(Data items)
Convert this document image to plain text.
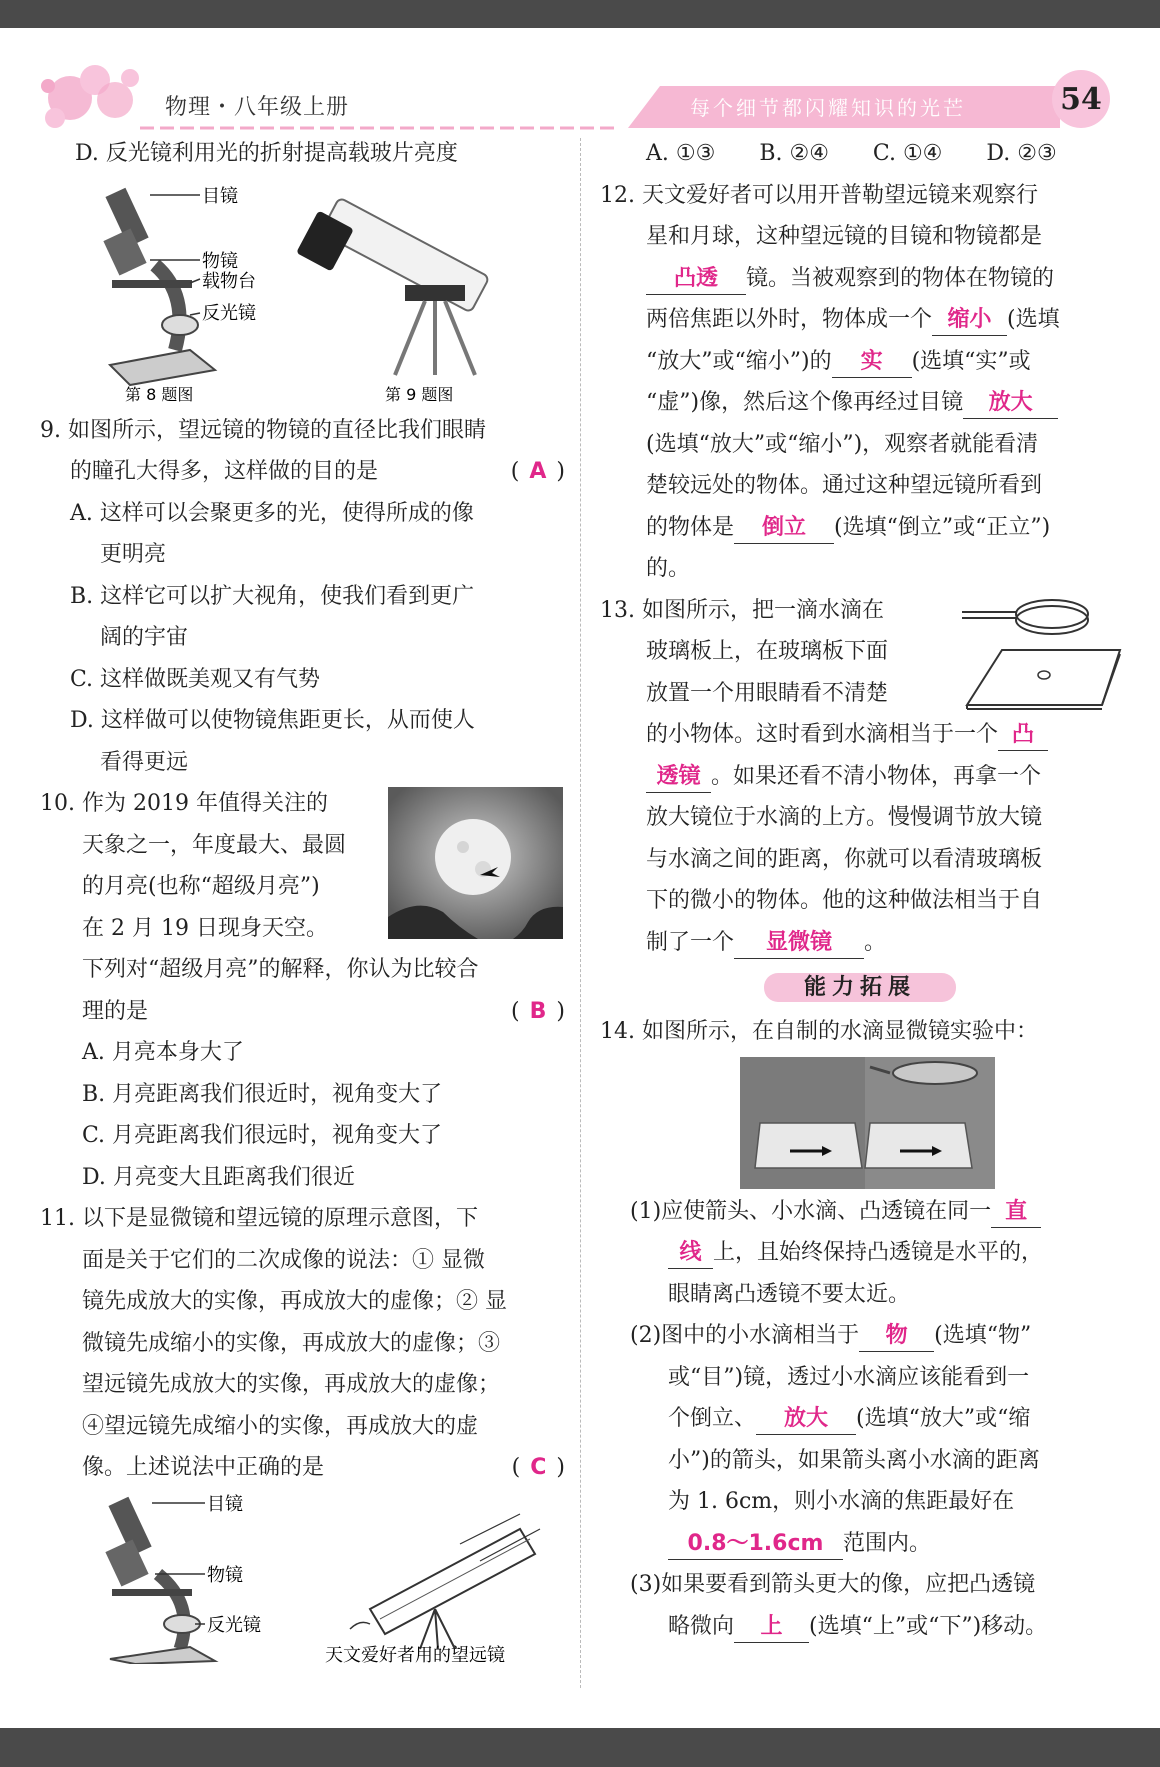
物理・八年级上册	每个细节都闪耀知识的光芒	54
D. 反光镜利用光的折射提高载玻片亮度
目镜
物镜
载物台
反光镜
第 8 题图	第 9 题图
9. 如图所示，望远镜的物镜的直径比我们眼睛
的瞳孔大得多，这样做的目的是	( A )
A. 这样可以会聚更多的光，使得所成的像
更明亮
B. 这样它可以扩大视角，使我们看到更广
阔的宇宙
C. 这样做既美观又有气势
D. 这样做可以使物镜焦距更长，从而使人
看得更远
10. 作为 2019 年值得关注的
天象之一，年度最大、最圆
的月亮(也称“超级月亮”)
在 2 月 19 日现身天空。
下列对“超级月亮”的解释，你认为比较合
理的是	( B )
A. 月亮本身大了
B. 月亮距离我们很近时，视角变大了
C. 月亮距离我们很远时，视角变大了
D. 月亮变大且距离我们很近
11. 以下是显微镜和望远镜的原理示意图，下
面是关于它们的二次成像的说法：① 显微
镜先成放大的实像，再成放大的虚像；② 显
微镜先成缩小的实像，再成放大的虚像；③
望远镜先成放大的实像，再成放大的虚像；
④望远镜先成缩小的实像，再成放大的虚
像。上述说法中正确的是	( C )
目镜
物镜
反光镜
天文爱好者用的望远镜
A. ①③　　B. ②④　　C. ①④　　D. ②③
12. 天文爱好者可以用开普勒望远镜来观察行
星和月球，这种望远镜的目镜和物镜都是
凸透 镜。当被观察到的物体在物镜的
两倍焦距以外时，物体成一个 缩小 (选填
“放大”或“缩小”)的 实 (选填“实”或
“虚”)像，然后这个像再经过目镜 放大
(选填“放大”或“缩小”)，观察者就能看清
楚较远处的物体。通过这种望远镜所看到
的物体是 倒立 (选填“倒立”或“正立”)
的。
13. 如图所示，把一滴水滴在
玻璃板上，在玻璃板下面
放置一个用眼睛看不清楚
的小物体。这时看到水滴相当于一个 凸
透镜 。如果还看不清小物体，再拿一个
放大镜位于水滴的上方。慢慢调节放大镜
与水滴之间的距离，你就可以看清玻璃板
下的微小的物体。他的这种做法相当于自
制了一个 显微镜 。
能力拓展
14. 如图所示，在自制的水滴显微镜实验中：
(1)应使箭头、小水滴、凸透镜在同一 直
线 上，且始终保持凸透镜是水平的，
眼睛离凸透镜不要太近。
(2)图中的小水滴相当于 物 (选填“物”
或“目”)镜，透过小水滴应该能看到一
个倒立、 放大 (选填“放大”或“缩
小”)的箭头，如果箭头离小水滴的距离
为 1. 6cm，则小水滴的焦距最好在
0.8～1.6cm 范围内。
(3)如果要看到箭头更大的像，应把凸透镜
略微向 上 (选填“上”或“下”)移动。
--
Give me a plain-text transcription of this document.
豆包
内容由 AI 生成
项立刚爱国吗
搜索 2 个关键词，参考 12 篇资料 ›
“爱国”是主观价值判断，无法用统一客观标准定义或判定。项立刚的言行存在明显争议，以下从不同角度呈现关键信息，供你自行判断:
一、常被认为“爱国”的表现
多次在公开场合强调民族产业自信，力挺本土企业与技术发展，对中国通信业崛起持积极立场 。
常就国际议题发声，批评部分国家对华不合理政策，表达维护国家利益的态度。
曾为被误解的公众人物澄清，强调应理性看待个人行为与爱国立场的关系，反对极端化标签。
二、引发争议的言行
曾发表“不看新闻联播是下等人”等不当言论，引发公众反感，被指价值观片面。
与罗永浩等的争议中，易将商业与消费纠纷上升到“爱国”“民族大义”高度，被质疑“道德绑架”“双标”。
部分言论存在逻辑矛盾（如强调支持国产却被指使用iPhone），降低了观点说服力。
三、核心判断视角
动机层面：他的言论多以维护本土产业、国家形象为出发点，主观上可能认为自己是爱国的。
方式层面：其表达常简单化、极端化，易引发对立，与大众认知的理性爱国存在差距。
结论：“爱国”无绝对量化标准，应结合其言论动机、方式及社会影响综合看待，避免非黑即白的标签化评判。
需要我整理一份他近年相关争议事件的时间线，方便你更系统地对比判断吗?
* * *
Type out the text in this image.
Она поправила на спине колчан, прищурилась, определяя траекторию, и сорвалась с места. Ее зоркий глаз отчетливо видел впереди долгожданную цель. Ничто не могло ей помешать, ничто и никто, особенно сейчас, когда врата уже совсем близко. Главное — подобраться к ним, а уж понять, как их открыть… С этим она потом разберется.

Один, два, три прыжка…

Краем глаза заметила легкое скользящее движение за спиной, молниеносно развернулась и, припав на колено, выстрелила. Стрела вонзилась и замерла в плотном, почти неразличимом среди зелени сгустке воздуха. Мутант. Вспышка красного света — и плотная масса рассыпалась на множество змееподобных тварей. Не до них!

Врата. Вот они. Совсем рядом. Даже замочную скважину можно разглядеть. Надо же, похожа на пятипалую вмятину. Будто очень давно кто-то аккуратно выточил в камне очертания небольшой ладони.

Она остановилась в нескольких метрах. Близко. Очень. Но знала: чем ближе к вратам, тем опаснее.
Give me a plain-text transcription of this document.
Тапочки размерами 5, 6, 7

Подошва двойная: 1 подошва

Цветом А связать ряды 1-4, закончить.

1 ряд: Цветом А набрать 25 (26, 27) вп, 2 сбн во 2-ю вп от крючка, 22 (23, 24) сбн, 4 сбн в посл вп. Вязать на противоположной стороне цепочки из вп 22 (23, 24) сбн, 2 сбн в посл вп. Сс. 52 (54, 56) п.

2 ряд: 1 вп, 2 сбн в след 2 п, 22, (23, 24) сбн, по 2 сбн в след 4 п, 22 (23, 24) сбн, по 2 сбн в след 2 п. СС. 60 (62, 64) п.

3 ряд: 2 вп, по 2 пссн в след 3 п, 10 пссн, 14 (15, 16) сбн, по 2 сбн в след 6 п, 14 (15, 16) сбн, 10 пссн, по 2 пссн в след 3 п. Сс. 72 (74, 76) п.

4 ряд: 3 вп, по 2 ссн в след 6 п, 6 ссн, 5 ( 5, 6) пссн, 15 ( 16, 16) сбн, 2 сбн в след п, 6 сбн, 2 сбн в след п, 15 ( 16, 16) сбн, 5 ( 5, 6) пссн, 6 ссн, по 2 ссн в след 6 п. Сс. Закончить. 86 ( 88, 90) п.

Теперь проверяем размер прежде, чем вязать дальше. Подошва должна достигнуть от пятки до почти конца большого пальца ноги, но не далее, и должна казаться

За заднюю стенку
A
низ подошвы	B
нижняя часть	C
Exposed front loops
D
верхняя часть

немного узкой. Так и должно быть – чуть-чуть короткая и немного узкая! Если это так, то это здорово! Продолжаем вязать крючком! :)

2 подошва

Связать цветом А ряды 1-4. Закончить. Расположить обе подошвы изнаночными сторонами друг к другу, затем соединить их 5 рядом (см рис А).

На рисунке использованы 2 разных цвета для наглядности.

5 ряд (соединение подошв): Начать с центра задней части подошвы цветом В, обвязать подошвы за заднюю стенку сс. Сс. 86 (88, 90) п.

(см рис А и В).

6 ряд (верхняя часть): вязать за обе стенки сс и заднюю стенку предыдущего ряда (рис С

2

WRITTEN INSTRUCTION => From the entries above, copy every line where the word "this" shows up.

WRITTEN RESPONSE =>
Convert this document image to plain text.
Give me a plain-text transcription of this document.
Type out the text in this image.
Give me a plain-text transcription of this document.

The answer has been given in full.